-------- Input material

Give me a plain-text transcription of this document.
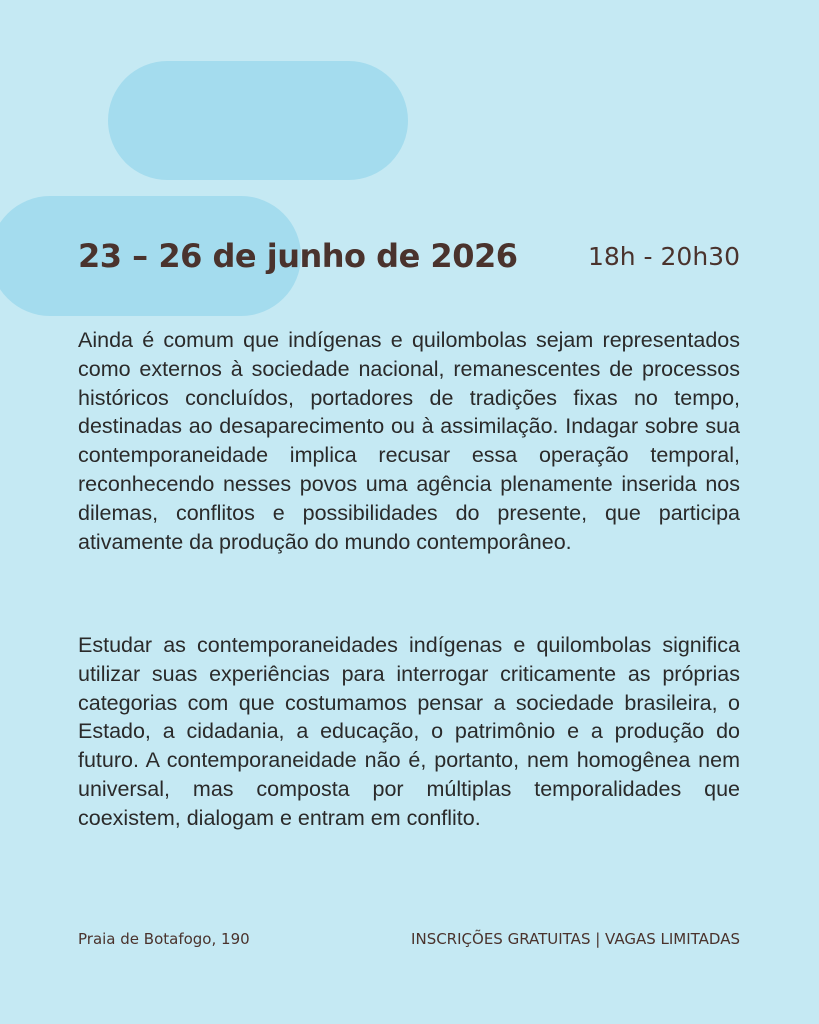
23 – 26 de junho de 2026	18h - 20h30

Ainda é comum que indígenas e quilombolas sejam representados como externos à sociedade nacional, remanescentes de processos históricos concluídos, portadores de tradições fixas no tempo, destinadas ao desaparecimento ou à assimilação. Indagar sobre sua contemporaneidade implica recusar essa operação temporal, reconhecendo nesses povos uma agência plenamente inserida nos dilemas, conflitos e possibilidades do presente, que participa ativamente da produção do mundo contemporâneo.

Estudar as contemporaneidades indígenas e quilombolas significa utilizar suas experiências para interrogar criticamente as próprias categorias com que costumamos pensar a sociedade brasileira, o Estado, a cidadania, a educação, o patrimônio e a produção do futuro. A contemporaneidade não é, portanto, nem homogênea nem universal, mas composta por múltiplas temporalidades que coexistem, dialogam e entram em conflito.

Praia de Botafogo, 190	INSCRIÇÕES GRATUITAS | VAGAS LIMITADAS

----------------

• Task details:
Your task is to transcribe all of the records precisely, with no images included.

• Task solution:
Give me a plain-text transcription of this document.
23 – 26 de junho de 2026	18h - 20h30

Ainda é comum que indígenas e quilombolas sejam representados como externos à sociedade nacional, remanescentes de processos históricos concluídos, portadores de tradições fixas no tempo, destinadas ao desaparecimento ou à assimilação. Indagar sobre sua contemporaneidade implica recusar essa operação temporal, reconhecendo nesses povos uma agência plenamente inserida nos dilemas, conflitos e possibilidades do presente, que participa ativamente da produção do mundo contemporâneo.

Estudar as contemporaneidades indígenas e quilombolas significa utilizar suas experiências para interrogar criticamente as próprias categorias com que costumamos pensar a sociedade brasileira, o Estado, a cidadania, a educação, o patrimônio e a produção do futuro. A contemporaneidade não é, portanto, nem homogênea nem universal, mas composta por múltiplas temporalidades que coexistem, dialogam e entram em conflito.

Praia de Botafogo, 190	INSCRIÇÕES GRATUITAS | VAGAS LIMITADAS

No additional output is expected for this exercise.